[Records from a collection]
* * *

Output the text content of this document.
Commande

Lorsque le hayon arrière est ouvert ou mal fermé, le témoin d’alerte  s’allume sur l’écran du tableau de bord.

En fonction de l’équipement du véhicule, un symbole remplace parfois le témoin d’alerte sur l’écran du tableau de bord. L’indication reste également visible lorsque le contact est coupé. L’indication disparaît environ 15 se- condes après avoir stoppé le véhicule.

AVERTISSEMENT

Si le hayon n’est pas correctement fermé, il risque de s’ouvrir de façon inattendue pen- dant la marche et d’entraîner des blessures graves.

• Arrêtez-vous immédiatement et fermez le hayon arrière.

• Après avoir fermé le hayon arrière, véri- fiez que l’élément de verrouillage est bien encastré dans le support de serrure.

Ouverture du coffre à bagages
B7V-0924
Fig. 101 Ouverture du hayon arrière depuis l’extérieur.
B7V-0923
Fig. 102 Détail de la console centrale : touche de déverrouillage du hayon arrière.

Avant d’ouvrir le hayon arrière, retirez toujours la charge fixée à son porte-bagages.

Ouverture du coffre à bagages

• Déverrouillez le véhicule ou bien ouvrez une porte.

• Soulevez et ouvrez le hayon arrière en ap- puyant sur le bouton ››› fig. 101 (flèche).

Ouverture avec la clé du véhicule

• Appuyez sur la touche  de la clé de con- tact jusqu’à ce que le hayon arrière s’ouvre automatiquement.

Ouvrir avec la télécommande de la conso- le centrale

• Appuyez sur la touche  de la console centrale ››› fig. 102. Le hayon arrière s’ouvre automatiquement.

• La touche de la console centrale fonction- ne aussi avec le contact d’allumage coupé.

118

* * *

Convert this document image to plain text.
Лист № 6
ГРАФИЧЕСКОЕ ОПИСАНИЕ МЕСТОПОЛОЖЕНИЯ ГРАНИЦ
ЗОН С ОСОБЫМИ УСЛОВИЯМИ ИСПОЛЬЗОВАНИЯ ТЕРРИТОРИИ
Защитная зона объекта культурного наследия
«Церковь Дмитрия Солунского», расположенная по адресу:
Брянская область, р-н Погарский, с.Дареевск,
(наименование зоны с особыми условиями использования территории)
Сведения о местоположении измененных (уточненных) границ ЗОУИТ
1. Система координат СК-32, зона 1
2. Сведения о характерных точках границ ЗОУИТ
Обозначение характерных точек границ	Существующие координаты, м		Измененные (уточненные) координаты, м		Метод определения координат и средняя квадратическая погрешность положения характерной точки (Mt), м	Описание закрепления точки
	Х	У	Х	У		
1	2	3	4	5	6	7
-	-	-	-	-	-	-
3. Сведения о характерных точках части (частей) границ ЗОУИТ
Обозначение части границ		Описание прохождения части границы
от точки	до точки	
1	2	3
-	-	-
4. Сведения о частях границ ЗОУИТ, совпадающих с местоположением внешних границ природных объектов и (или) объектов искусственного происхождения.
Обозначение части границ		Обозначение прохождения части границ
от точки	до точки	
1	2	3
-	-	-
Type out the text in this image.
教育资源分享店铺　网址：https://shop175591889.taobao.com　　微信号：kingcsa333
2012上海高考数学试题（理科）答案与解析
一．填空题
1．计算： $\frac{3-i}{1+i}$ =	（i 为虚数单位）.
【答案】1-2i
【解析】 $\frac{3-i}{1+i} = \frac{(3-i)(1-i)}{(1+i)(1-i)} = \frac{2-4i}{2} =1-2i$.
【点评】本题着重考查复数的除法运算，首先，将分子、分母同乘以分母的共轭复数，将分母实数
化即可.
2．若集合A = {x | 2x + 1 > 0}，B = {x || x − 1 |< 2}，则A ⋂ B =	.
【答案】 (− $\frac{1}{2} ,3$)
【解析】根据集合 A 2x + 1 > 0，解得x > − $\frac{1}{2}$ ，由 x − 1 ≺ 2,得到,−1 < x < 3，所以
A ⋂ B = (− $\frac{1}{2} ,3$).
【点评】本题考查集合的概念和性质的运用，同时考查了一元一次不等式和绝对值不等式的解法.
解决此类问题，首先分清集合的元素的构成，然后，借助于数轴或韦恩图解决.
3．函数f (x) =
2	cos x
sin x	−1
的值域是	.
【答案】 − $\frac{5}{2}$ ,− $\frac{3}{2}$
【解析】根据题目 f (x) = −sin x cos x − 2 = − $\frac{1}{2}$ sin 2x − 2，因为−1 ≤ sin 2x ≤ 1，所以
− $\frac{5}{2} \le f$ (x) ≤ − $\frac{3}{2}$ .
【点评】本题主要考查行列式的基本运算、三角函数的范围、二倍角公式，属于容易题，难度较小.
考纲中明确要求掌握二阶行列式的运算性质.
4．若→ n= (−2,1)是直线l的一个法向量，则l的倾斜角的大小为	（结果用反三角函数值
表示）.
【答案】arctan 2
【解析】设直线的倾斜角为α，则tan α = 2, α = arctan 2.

* * *

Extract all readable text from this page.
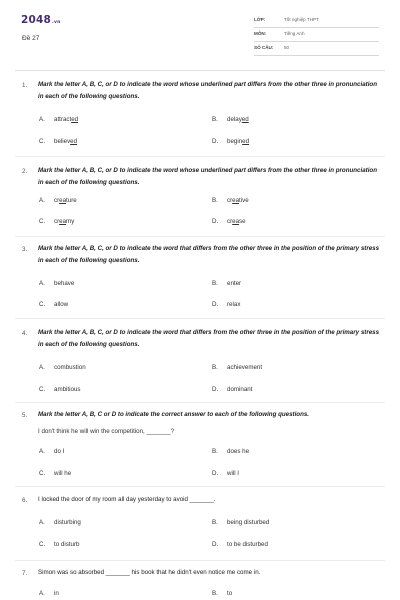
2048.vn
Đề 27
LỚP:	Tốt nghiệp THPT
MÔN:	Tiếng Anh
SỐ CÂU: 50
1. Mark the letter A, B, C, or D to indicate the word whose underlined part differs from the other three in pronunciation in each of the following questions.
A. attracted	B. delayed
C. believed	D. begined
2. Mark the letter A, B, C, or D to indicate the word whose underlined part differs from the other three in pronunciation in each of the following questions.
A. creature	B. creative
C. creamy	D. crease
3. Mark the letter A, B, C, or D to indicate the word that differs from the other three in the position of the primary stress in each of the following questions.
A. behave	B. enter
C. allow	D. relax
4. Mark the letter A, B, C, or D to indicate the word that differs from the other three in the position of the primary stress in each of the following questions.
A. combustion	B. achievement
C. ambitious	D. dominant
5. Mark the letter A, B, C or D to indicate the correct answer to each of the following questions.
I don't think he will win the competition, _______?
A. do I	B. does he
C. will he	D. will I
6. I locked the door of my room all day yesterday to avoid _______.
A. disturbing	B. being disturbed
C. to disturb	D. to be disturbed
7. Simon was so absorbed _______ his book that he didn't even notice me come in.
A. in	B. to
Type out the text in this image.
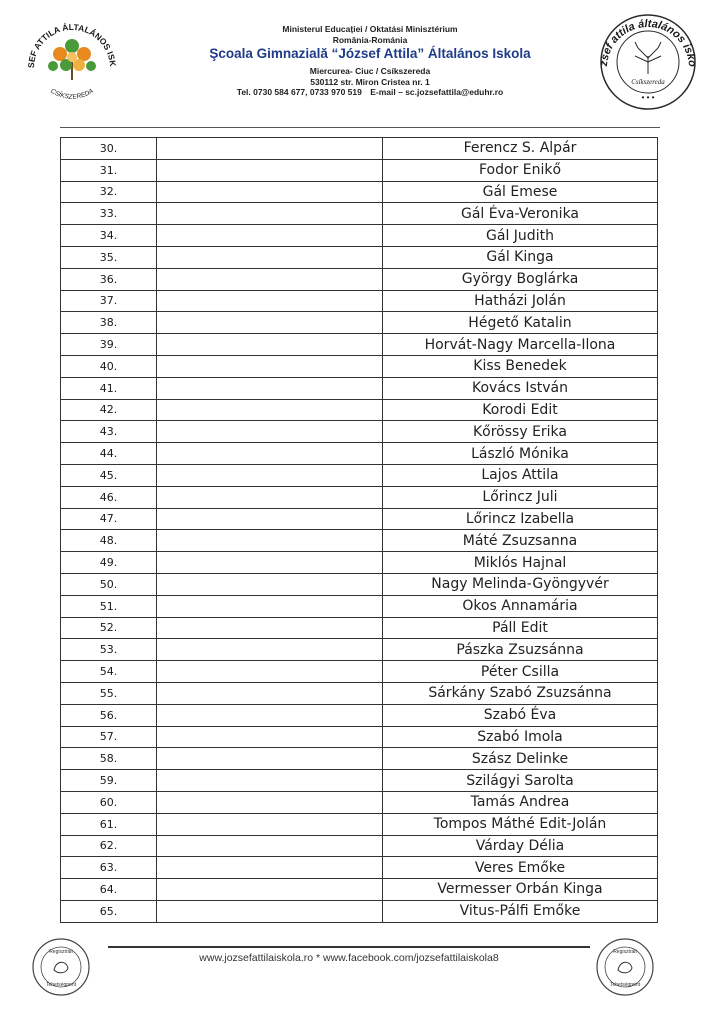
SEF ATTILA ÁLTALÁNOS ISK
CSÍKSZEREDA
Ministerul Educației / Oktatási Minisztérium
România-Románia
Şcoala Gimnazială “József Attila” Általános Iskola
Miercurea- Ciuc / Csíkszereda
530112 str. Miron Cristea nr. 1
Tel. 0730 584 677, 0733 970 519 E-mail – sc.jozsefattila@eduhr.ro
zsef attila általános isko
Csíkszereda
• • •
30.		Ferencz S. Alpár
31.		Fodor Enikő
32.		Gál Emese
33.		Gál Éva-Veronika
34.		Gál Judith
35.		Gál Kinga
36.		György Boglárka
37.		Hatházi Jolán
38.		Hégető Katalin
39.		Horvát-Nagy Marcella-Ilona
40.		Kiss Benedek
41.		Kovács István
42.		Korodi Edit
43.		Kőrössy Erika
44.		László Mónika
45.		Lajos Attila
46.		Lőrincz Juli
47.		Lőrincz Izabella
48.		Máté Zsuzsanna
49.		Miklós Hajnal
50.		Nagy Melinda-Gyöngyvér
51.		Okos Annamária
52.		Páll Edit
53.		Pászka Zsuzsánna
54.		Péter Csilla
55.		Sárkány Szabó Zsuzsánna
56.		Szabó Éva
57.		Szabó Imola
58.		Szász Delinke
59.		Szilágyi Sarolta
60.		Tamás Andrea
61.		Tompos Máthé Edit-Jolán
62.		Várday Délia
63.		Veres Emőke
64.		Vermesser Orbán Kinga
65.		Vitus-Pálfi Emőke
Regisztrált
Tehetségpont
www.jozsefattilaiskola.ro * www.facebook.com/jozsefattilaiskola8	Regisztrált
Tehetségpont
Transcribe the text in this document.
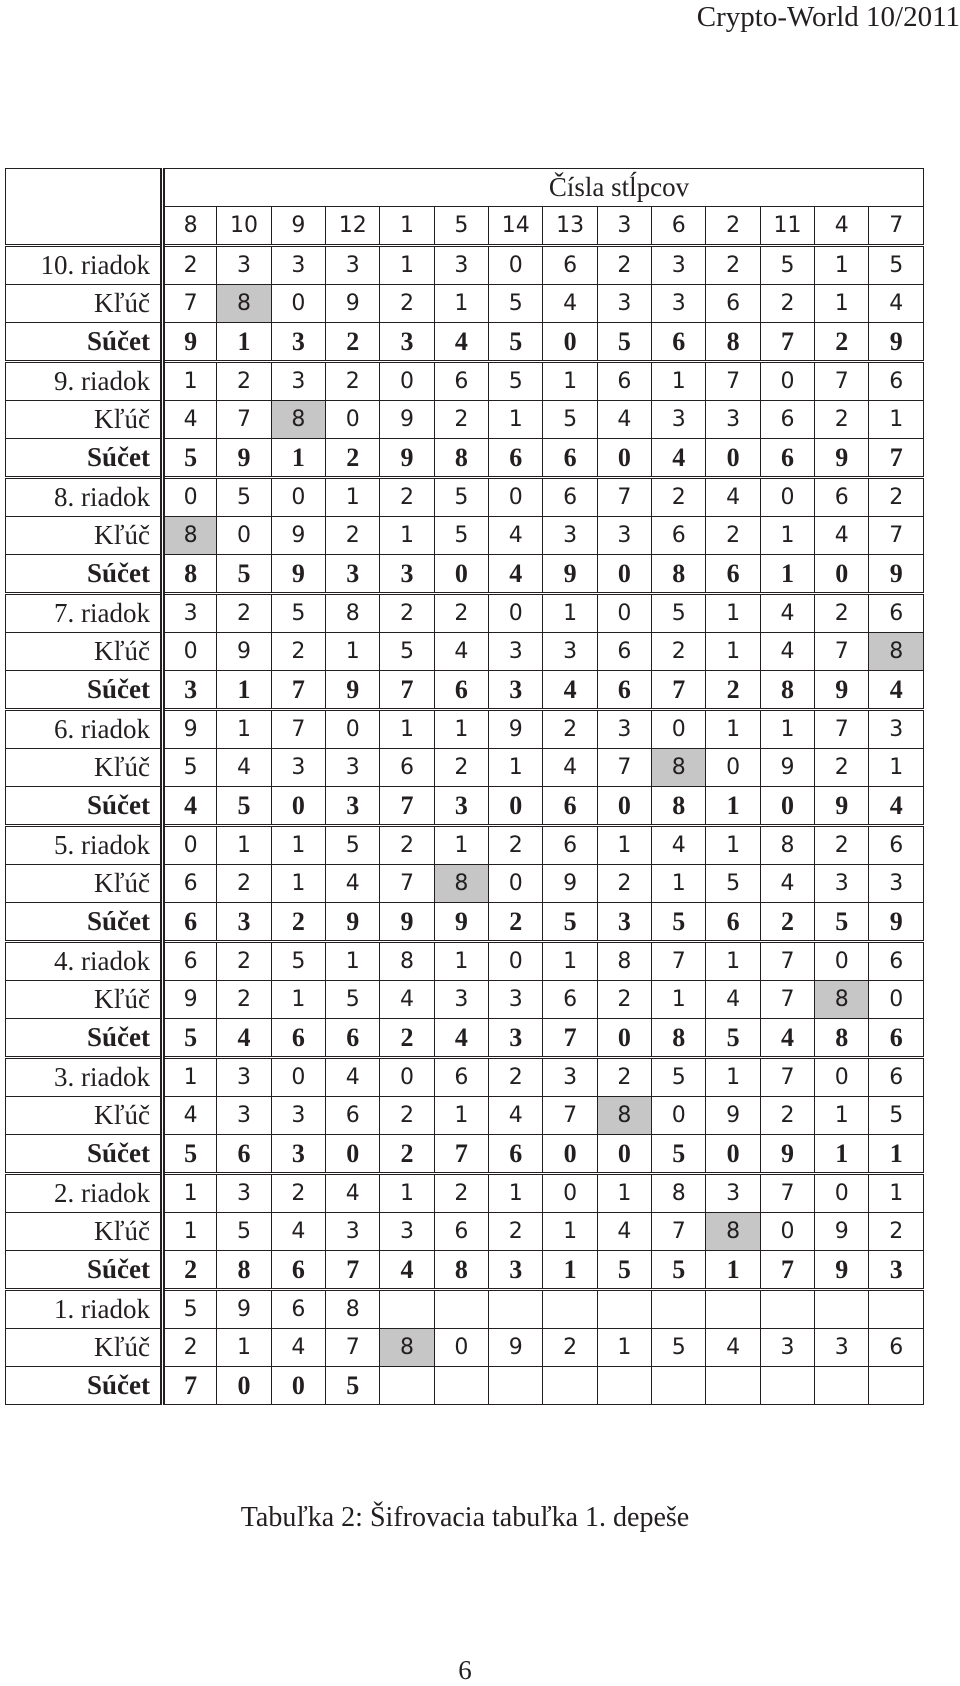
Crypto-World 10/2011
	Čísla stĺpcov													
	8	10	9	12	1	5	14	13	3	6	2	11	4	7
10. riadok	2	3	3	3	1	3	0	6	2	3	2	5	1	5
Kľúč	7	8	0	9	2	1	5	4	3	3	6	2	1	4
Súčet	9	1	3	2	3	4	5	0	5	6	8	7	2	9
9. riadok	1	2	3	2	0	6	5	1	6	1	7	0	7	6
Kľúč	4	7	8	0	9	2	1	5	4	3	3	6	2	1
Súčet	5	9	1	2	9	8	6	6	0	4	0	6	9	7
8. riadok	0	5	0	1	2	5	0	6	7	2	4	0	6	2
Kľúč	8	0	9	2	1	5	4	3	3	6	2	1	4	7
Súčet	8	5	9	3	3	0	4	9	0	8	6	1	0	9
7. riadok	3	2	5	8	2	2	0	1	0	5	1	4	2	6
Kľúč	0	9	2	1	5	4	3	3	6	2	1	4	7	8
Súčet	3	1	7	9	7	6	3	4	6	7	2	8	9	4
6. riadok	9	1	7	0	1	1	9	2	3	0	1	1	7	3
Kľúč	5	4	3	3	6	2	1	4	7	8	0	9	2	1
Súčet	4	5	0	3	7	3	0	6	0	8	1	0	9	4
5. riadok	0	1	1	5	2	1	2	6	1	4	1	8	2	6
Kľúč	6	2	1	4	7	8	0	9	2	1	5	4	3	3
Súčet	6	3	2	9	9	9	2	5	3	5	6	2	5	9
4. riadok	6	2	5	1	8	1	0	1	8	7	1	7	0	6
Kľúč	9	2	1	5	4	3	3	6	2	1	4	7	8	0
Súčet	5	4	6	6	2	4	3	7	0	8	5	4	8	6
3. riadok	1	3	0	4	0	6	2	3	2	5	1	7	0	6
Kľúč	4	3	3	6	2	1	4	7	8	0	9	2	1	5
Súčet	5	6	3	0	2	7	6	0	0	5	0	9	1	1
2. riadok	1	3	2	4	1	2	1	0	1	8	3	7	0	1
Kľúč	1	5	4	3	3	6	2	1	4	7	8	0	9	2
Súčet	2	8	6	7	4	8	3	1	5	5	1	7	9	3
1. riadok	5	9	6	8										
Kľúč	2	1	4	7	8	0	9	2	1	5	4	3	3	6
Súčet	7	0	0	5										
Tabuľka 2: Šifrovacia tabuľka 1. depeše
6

* * *

• Goal:
Find the lines above holding the word "that" and show them.

• Task answer:
3. Mark the letter A, B, C, or D to indicate the word that differs from the other three in the position of the primary stress in each of the following questions.
4. Mark the letter A, B, C, or D to indicate the word that differs from the other three in the position of the primary stress in each of the following questions.
7. Simon was so absorbed _______ his book that he didn't even notice me come in.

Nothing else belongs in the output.